▶ Written problem
Return the whole listing, keeping every character the same.

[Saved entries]
<<<<

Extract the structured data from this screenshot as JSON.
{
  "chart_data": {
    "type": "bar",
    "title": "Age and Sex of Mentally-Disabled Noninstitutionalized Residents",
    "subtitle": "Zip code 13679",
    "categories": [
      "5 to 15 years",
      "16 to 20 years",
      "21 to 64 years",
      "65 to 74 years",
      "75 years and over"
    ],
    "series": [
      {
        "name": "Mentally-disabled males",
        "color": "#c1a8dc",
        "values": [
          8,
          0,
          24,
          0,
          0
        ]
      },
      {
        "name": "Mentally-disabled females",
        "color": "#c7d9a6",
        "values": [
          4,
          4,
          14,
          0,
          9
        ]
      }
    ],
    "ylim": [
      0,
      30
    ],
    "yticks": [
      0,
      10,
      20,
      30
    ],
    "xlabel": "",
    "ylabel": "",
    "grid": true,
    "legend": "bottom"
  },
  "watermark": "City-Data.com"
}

>>>>

▶ Task solution
Extract the structured data from this screenshot as JSON.
{
  "chart_data": {
    "type": "bar",
    "title": "Age and Sex of Mentally-Disabled Noninstitutionalized Residents",
    "subtitle": "Zip code 13679",
    "categories": [
      "5 to 15 years",
      "16 to 20 years",
      "21 to 64 years",
      "65 to 74 years",
      "75 years and over"
    ],
    "series": [
      {
        "name": "Mentally-disabled males",
        "color": "#c1a8dc",
        "values": [
          8,
          0,
          24,
          0,
          0
        ]
      },
      {
        "name": "Mentally-disabled females",
        "color": "#c7d9a6",
        "values": [
          4,
          4,
          14,
          0,
          9
        ]
      }
    ],
    "ylim": [
      0,
      30
    ],
    "yticks": [
      0,
      10,
      20,
      30
    ],
    "xlabel": "",
    "ylabel": "",
    "grid": true,
    "legend": "bottom"
  },
  "watermark": "City-Data.com"
}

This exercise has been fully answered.